• [SET PROBLEM]
Restate the data word for word and leave the images out.
>> Begin ENTRIES
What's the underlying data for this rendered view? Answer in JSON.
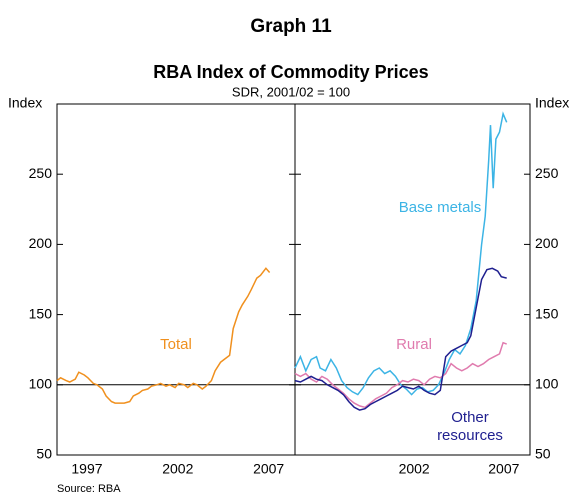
{
  "title": "Graph 11",
  "subtitle": "RBA Index of Commodity Prices",
  "note": "SDR, 2001/02 = 100",
  "source": "Source: RBA",
  "chart_data": [
    {
      "type": "line",
      "ylabel": "Index",
      "ylim": [
        50,
        300
      ],
      "yticks": [
        50,
        100,
        150,
        200,
        250
      ],
      "xlim": [
        1995.3,
        2008.4
      ],
      "xticks": [
        {
          "value": 1997.5,
          "label": "1997"
        },
        {
          "value": 2002.5,
          "label": "2002"
        },
        {
          "value": 2007.5,
          "label": "2007"
        }
      ],
      "hline": 100,
      "series": [
        {
          "name": "Total",
          "color": "#f0901e",
          "x": [
            1995.3,
            1995.5,
            1995.8,
            1996.0,
            1996.3,
            1996.5,
            1996.8,
            1997.0,
            1997.3,
            1997.5,
            1997.8,
            1998.0,
            1998.3,
            1998.5,
            1998.8,
            1999.0,
            1999.3,
            1999.5,
            1999.8,
            2000.0,
            2000.3,
            2000.5,
            2000.8,
            2001.0,
            2001.3,
            2001.5,
            2001.8,
            2002.0,
            2002.3,
            2002.5,
            2002.8,
            2003.0,
            2003.3,
            2003.5,
            2003.8,
            2004.0,
            2004.3,
            2004.5,
            2004.8,
            2005.0,
            2005.3,
            2005.5,
            2005.8,
            2006.0,
            2006.3,
            2006.5,
            2006.8,
            2007.0
          ],
          "values": [
            103,
            105,
            103,
            102,
            104,
            109,
            107,
            105,
            101,
            100,
            97,
            92,
            88,
            87,
            87,
            87,
            88,
            92,
            94,
            96,
            97,
            99,
            100,
            101,
            99,
            100,
            98,
            101,
            100,
            98,
            101,
            100,
            97,
            99,
            103,
            110,
            116,
            118,
            121,
            140,
            152,
            157,
            163,
            168,
            176,
            178,
            183,
            180
          ]
        }
      ]
    },
    {
      "type": "line",
      "ylabel": "Index",
      "ylim": [
        50,
        300
      ],
      "yticks": [
        50,
        100,
        150,
        200,
        250
      ],
      "xlim": [
        1995.3,
        2008.4
      ],
      "xticks": [
        {
          "value": 2002.5,
          "label": "2002"
        },
        {
          "value": 2007.5,
          "label": "2007"
        }
      ],
      "hline": 100,
      "series": [
        {
          "name": "Base metals",
          "color": "#3cb4e5",
          "x": [
            1995.3,
            1995.6,
            1995.9,
            1996.2,
            1996.5,
            1996.7,
            1997.0,
            1997.3,
            1997.6,
            1997.9,
            1998.2,
            1998.5,
            1998.8,
            1999.1,
            1999.4,
            1999.7,
            2000.0,
            2000.3,
            2000.6,
            2000.9,
            2001.2,
            2001.5,
            2001.8,
            2002.1,
            2002.4,
            2002.7,
            2003.0,
            2003.3,
            2003.6,
            2003.9,
            2004.2,
            2004.5,
            2004.8,
            2005.1,
            2005.4,
            2005.7,
            2005.9,
            2006.1,
            2006.2,
            2006.35,
            2006.5,
            2006.7,
            2006.9,
            2007.1
          ],
          "values": [
            112,
            120,
            110,
            118,
            120,
            112,
            110,
            118,
            112,
            103,
            98,
            95,
            93,
            98,
            105,
            110,
            112,
            108,
            110,
            106,
            100,
            97,
            93,
            97,
            98,
            95,
            96,
            100,
            108,
            118,
            125,
            122,
            128,
            140,
            160,
            200,
            220,
            260,
            285,
            240,
            275,
            280,
            293,
            287
          ]
        },
        {
          "name": "Rural",
          "color": "#e07bae",
          "x": [
            1995.3,
            1995.6,
            1995.9,
            1996.2,
            1996.5,
            1996.8,
            1997.1,
            1997.4,
            1997.7,
            1998.0,
            1998.3,
            1998.6,
            1998.9,
            1999.2,
            1999.5,
            1999.8,
            2000.1,
            2000.4,
            2000.7,
            2001.0,
            2001.3,
            2001.6,
            2001.9,
            2002.2,
            2002.5,
            2002.8,
            2003.1,
            2003.4,
            2003.7,
            2004.0,
            2004.3,
            2004.6,
            2004.9,
            2005.2,
            2005.5,
            2005.8,
            2006.1,
            2006.4,
            2006.7,
            2006.9,
            2007.1
          ],
          "values": [
            108,
            106,
            108,
            104,
            102,
            106,
            104,
            100,
            97,
            94,
            90,
            87,
            85,
            84,
            87,
            90,
            92,
            94,
            98,
            100,
            103,
            102,
            104,
            103,
            100,
            104,
            106,
            105,
            108,
            115,
            112,
            110,
            112,
            115,
            113,
            115,
            118,
            120,
            122,
            130,
            129
          ]
        },
        {
          "name": "Other resources",
          "color": "#1f1f8f",
          "x": [
            1995.3,
            1995.6,
            1995.9,
            1996.2,
            1996.5,
            1996.8,
            1997.1,
            1997.4,
            1997.7,
            1998.0,
            1998.3,
            1998.6,
            1998.9,
            1999.2,
            1999.5,
            1999.8,
            2000.1,
            2000.4,
            2000.7,
            2001.0,
            2001.3,
            2001.6,
            2001.9,
            2002.2,
            2002.5,
            2002.8,
            2003.1,
            2003.4,
            2003.7,
            2004.0,
            2004.3,
            2004.6,
            2004.9,
            2005.1,
            2005.4,
            2005.7,
            2006.0,
            2006.3,
            2006.6,
            2006.8,
            2007.1
          ],
          "values": [
            103,
            102,
            104,
            106,
            104,
            103,
            100,
            98,
            96,
            93,
            88,
            84,
            82,
            83,
            86,
            88,
            90,
            92,
            94,
            96,
            99,
            98,
            97,
            99,
            96,
            94,
            93,
            96,
            120,
            124,
            126,
            128,
            130,
            135,
            155,
            175,
            182,
            183,
            181,
            177,
            176
          ]
        }
      ]
    }
  ]
}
>> End ENTRIES
• [SOLUTION TO THIS PROBLEM]
What's the underlying data for this rendered view? Answer in JSON.
{
  "title": "Graph 11",
  "subtitle": "RBA Index of Commodity Prices",
  "note": "SDR, 2001/02 = 100",
  "source": "Source: RBA",
  "chart_data": [
    {
      "type": "line",
      "ylabel": "Index",
      "ylim": [
        50,
        300
      ],
      "yticks": [
        50,
        100,
        150,
        200,
        250
      ],
      "xlim": [
        1995.3,
        2008.4
      ],
      "xticks": [
        {
          "value": 1997.5,
          "label": "1997"
        },
        {
          "value": 2002.5,
          "label": "2002"
        },
        {
          "value": 2007.5,
          "label": "2007"
        }
      ],
      "hline": 100,
      "series": [
        {
          "name": "Total",
          "color": "#f0901e",
          "x": [
            1995.3,
            1995.5,
            1995.8,
            1996.0,
            1996.3,
            1996.5,
            1996.8,
            1997.0,
            1997.3,
            1997.5,
            1997.8,
            1998.0,
            1998.3,
            1998.5,
            1998.8,
            1999.0,
            1999.3,
            1999.5,
            1999.8,
            2000.0,
            2000.3,
            2000.5,
            2000.8,
            2001.0,
            2001.3,
            2001.5,
            2001.8,
            2002.0,
            2002.3,
            2002.5,
            2002.8,
            2003.0,
            2003.3,
            2003.5,
            2003.8,
            2004.0,
            2004.3,
            2004.5,
            2004.8,
            2005.0,
            2005.3,
            2005.5,
            2005.8,
            2006.0,
            2006.3,
            2006.5,
            2006.8,
            2007.0
          ],
          "values": [
            103,
            105,
            103,
            102,
            104,
            109,
            107,
            105,
            101,
            100,
            97,
            92,
            88,
            87,
            87,
            87,
            88,
            92,
            94,
            96,
            97,
            99,
            100,
            101,
            99,
            100,
            98,
            101,
            100,
            98,
            101,
            100,
            97,
            99,
            103,
            110,
            116,
            118,
            121,
            140,
            152,
            157,
            163,
            168,
            176,
            178,
            183,
            180
          ]
        }
      ]
    },
    {
      "type": "line",
      "ylabel": "Index",
      "ylim": [
        50,
        300
      ],
      "yticks": [
        50,
        100,
        150,
        200,
        250
      ],
      "xlim": [
        1995.3,
        2008.4
      ],
      "xticks": [
        {
          "value": 2002.5,
          "label": "2002"
        },
        {
          "value": 2007.5,
          "label": "2007"
        }
      ],
      "hline": 100,
      "series": [
        {
          "name": "Base metals",
          "color": "#3cb4e5",
          "x": [
            1995.3,
            1995.6,
            1995.9,
            1996.2,
            1996.5,
            1996.7,
            1997.0,
            1997.3,
            1997.6,
            1997.9,
            1998.2,
            1998.5,
            1998.8,
            1999.1,
            1999.4,
            1999.7,
            2000.0,
            2000.3,
            2000.6,
            2000.9,
            2001.2,
            2001.5,
            2001.8,
            2002.1,
            2002.4,
            2002.7,
            2003.0,
            2003.3,
            2003.6,
            2003.9,
            2004.2,
            2004.5,
            2004.8,
            2005.1,
            2005.4,
            2005.7,
            2005.9,
            2006.1,
            2006.2,
            2006.35,
            2006.5,
            2006.7,
            2006.9,
            2007.1
          ],
          "values": [
            112,
            120,
            110,
            118,
            120,
            112,
            110,
            118,
            112,
            103,
            98,
            95,
            93,
            98,
            105,
            110,
            112,
            108,
            110,
            106,
            100,
            97,
            93,
            97,
            98,
            95,
            96,
            100,
            108,
            118,
            125,
            122,
            128,
            140,
            160,
            200,
            220,
            260,
            285,
            240,
            275,
            280,
            293,
            287
          ]
        },
        {
          "name": "Rural",
          "color": "#e07bae",
          "x": [
            1995.3,
            1995.6,
            1995.9,
            1996.2,
            1996.5,
            1996.8,
            1997.1,
            1997.4,
            1997.7,
            1998.0,
            1998.3,
            1998.6,
            1998.9,
            1999.2,
            1999.5,
            1999.8,
            2000.1,
            2000.4,
            2000.7,
            2001.0,
            2001.3,
            2001.6,
            2001.9,
            2002.2,
            2002.5,
            2002.8,
            2003.1,
            2003.4,
            2003.7,
            2004.0,
            2004.3,
            2004.6,
            2004.9,
            2005.2,
            2005.5,
            2005.8,
            2006.1,
            2006.4,
            2006.7,
            2006.9,
            2007.1
          ],
          "values": [
            108,
            106,
            108,
            104,
            102,
            106,
            104,
            100,
            97,
            94,
            90,
            87,
            85,
            84,
            87,
            90,
            92,
            94,
            98,
            100,
            103,
            102,
            104,
            103,
            100,
            104,
            106,
            105,
            108,
            115,
            112,
            110,
            112,
            115,
            113,
            115,
            118,
            120,
            122,
            130,
            129
          ]
        },
        {
          "name": "Other resources",
          "color": "#1f1f8f",
          "x": [
            1995.3,
            1995.6,
            1995.9,
            1996.2,
            1996.5,
            1996.8,
            1997.1,
            1997.4,
            1997.7,
            1998.0,
            1998.3,
            1998.6,
            1998.9,
            1999.2,
            1999.5,
            1999.8,
            2000.1,
            2000.4,
            2000.7,
            2001.0,
            2001.3,
            2001.6,
            2001.9,
            2002.2,
            2002.5,
            2002.8,
            2003.1,
            2003.4,
            2003.7,
            2004.0,
            2004.3,
            2004.6,
            2004.9,
            2005.1,
            2005.4,
            2005.7,
            2006.0,
            2006.3,
            2006.6,
            2006.8,
            2007.1
          ],
          "values": [
            103,
            102,
            104,
            106,
            104,
            103,
            100,
            98,
            96,
            93,
            88,
            84,
            82,
            83,
            86,
            88,
            90,
            92,
            94,
            96,
            99,
            98,
            97,
            99,
            96,
            94,
            93,
            96,
            120,
            124,
            126,
            128,
            130,
            135,
            155,
            175,
            182,
            183,
            181,
            177,
            176
          ]
        }
      ]
    }
  ]
}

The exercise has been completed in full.